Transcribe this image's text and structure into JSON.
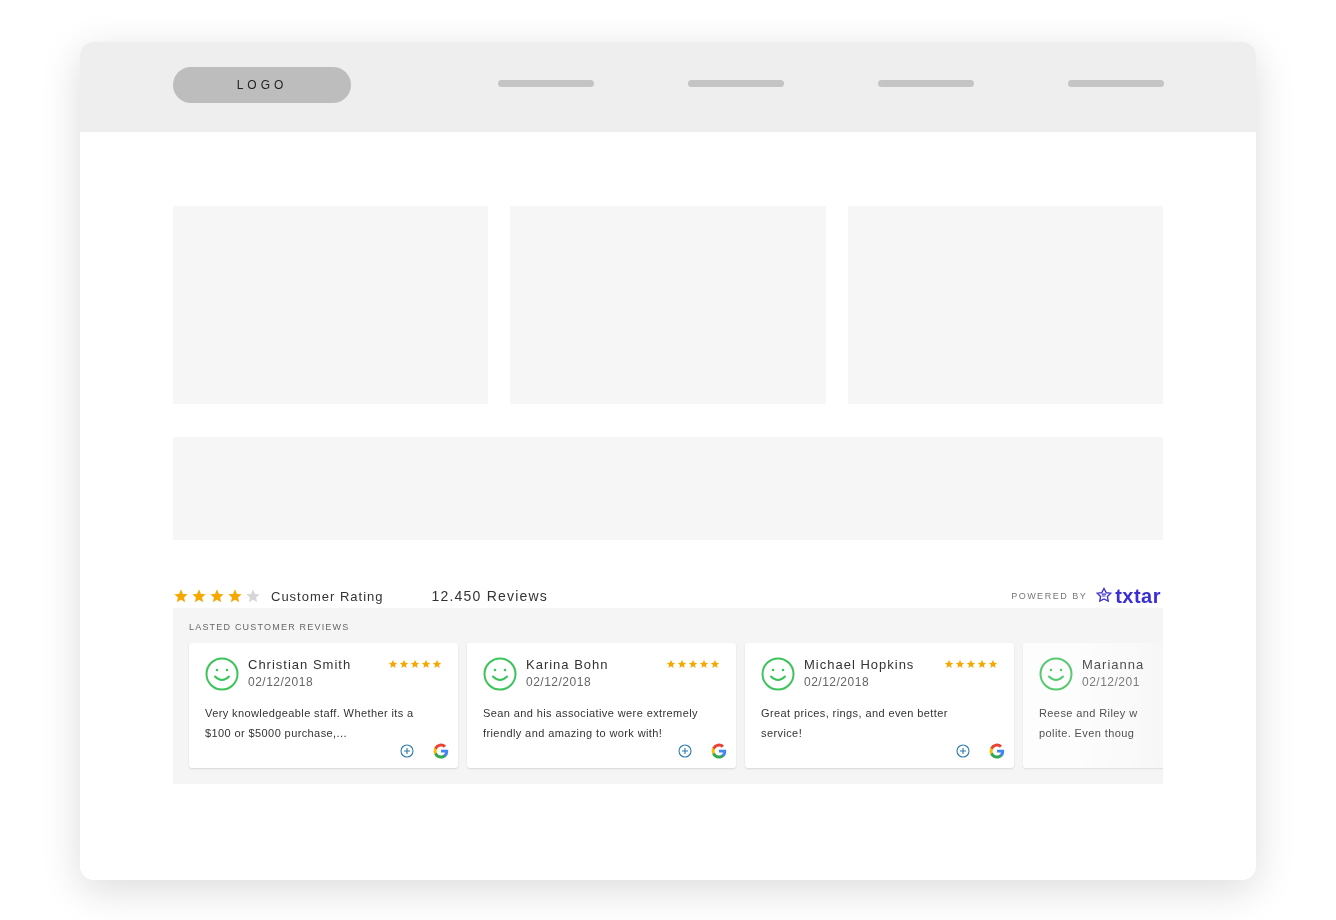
{
  "header": {
    "logo": "LOGO"
  },
  "rating": {
    "stars": 4,
    "label": "Customer Rating",
    "count": "12.450",
    "count_label": "Reviews",
    "powered_by": "POWERED BY",
    "brand": "txtar"
  },
  "reviews": {
    "title": "LASTED CUSTOMER REVIEWS",
    "items": [
      {
        "kind": "full",
        "name": "Christian Smith",
        "date": "02/12/2018",
        "stars": 5,
        "lines": [
          "Very knowledgeable staff. Whether its a",
          "$100 or $5000 purchase,..."
        ]
      },
      {
        "kind": "full",
        "name": "Karina Bohn",
        "date": "02/12/2018",
        "stars": 5,
        "lines": [
          "Sean and his associative were extremely",
          "friendly and amazing to work with!"
        ]
      },
      {
        "kind": "full",
        "name": "Michael Hopkins",
        "date": "02/12/2018",
        "stars": 5,
        "lines": [
          "Great prices, rings, and even better",
          "service!"
        ]
      },
      {
        "kind": "partial",
        "name": "Marianna",
        "date": "02/12/201",
        "lines": [
          "Reese and Riley w",
          "polite. Even thoug"
        ]
      }
    ]
  }
}
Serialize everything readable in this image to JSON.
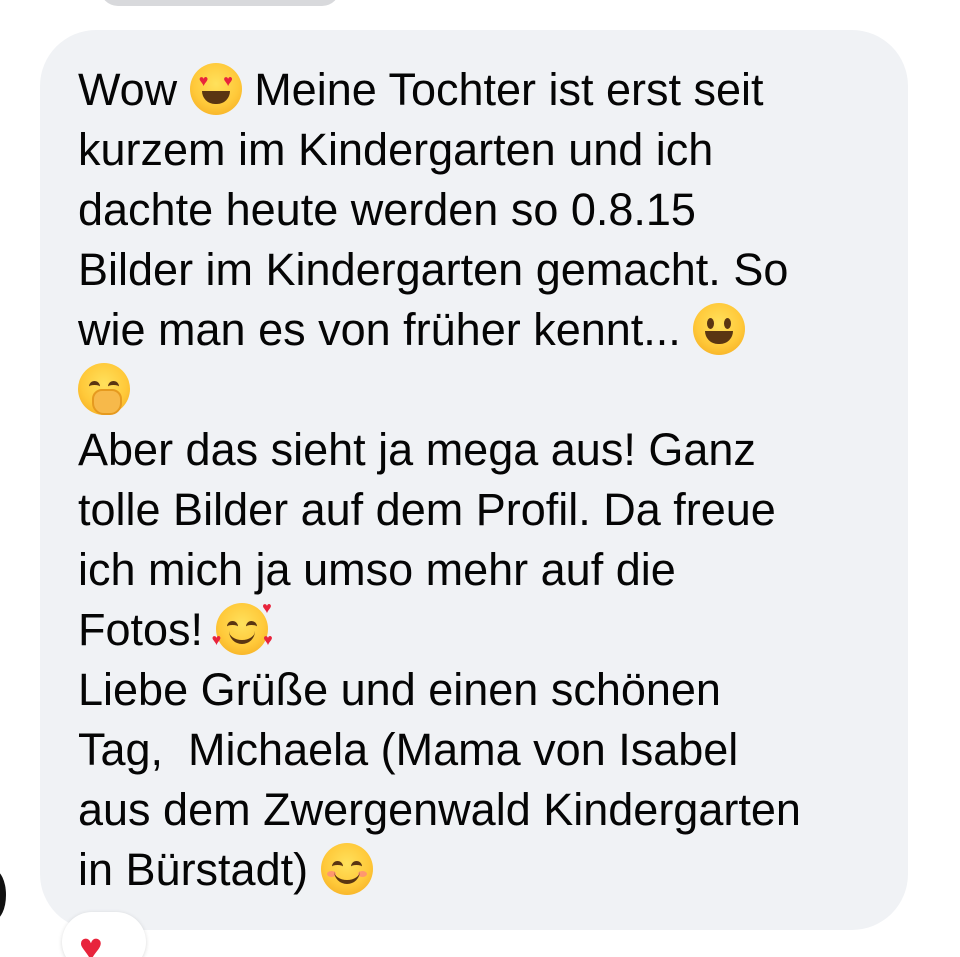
{
  "message": {
    "lines": [
      {
        "before": "Wow ",
        "emoji": "heart-eyes-emoji",
        "after": " Meine Tochter ist erst seit"
      },
      {
        "text": "kurzem im Kindergarten und ich"
      },
      {
        "text": "dachte heute werden so 0.8.15"
      },
      {
        "text": "Bilder im Kindergarten gemacht. So"
      },
      {
        "before": "wie man es von früher kennt... ",
        "emoji": "grinning-emoji"
      },
      {
        "emoji": "hand-over-mouth-emoji"
      },
      {
        "text": "Aber das sieht ja mega aus! Ganz"
      },
      {
        "text": "tolle Bilder auf dem Profil. Da freue"
      },
      {
        "text": "ich mich ja umso mehr auf die"
      },
      {
        "before": "Fotos! ",
        "emoji": "smiling-face-with-hearts-emoji"
      },
      {
        "text": "Liebe Grüße und einen schönen"
      },
      {
        "text": "Tag,  Michaela (Mama von Isabel"
      },
      {
        "text": "aus dem Zwergenwald Kindergarten"
      },
      {
        "before": "in Bürstadt) ",
        "emoji": "smiling-blush-emoji"
      }
    ]
  },
  "reaction": {
    "icon": "heart-reaction-icon",
    "color": "#e8243c"
  },
  "colors": {
    "bubble": "#f0f2f5",
    "text": "#050505"
  }
}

■ ■ ■ ■ ■

■ TASK DESCRIPTION: Extract the full listing exactly, with the pictures left out.

■ WRITTEN SOLUTION:
Transcribe this image's text and structure into JSON.
{
  "header": {
    "logo": "LOGO"
  },
  "rating": {
    "stars": 4,
    "label": "Customer Rating",
    "count": "12.450",
    "count_label": "Reviews",
    "powered_by": "POWERED BY",
    "brand": "txtar"
  },
  "reviews": {
    "title": "LASTED CUSTOMER REVIEWS",
    "items": [
      {
        "kind": "full",
        "name": "Christian Smith",
        "date": "02/12/2018",
        "stars": 5,
        "lines": [
          "Very knowledgeable staff. Whether its a",
          "$100 or $5000 purchase,..."
        ]
      },
      {
        "kind": "full",
        "name": "Karina Bohn",
        "date": "02/12/2018",
        "stars": 5,
        "lines": [
          "Sean and his associative were extremely",
          "friendly and amazing to work with!"
        ]
      },
      {
        "kind": "full",
        "name": "Michael Hopkins",
        "date": "02/12/2018",
        "stars": 5,
        "lines": [
          "Great prices, rings, and even better",
          "service!"
        ]
      },
      {
        "kind": "partial",
        "name": "Marianna",
        "date": "02/12/201",
        "lines": [
          "Reese and Riley w",
          "polite. Even thoug"
        ]
      }
    ]
  }
}
Serialize everything readable in this image to JSON.
{
  "message": {
    "lines": [
      {
        "before": "Wow ",
        "emoji": "heart-eyes-emoji",
        "after": " Meine Tochter ist erst seit"
      },
      {
        "text": "kurzem im Kindergarten und ich"
      },
      {
        "text": "dachte heute werden so 0.8.15"
      },
      {
        "text": "Bilder im Kindergarten gemacht. So"
      },
      {
        "before": "wie man es von früher kennt... ",
        "emoji": "grinning-emoji"
      },
      {
        "emoji": "hand-over-mouth-emoji"
      },
      {
        "text": "Aber das sieht ja mega aus! Ganz"
      },
      {
        "text": "tolle Bilder auf dem Profil. Da freue"
      },
      {
        "text": "ich mich ja umso mehr auf die"
      },
      {
        "before": "Fotos! ",
        "emoji": "smiling-face-with-hearts-emoji"
      },
      {
        "text": "Liebe Grüße und einen schönen"
      },
      {
        "text": "Tag,  Michaela (Mama von Isabel"
      },
      {
        "text": "aus dem Zwergenwald Kindergarten"
      },
      {
        "before": "in Bürstadt) ",
        "emoji": "smiling-blush-emoji"
      }
    ]
  },
  "reaction": {
    "icon": "heart-reaction-icon",
    "color": "#e8243c"
  },
  "colors": {
    "bubble": "#f0f2f5",
    "text": "#050505"
  }
}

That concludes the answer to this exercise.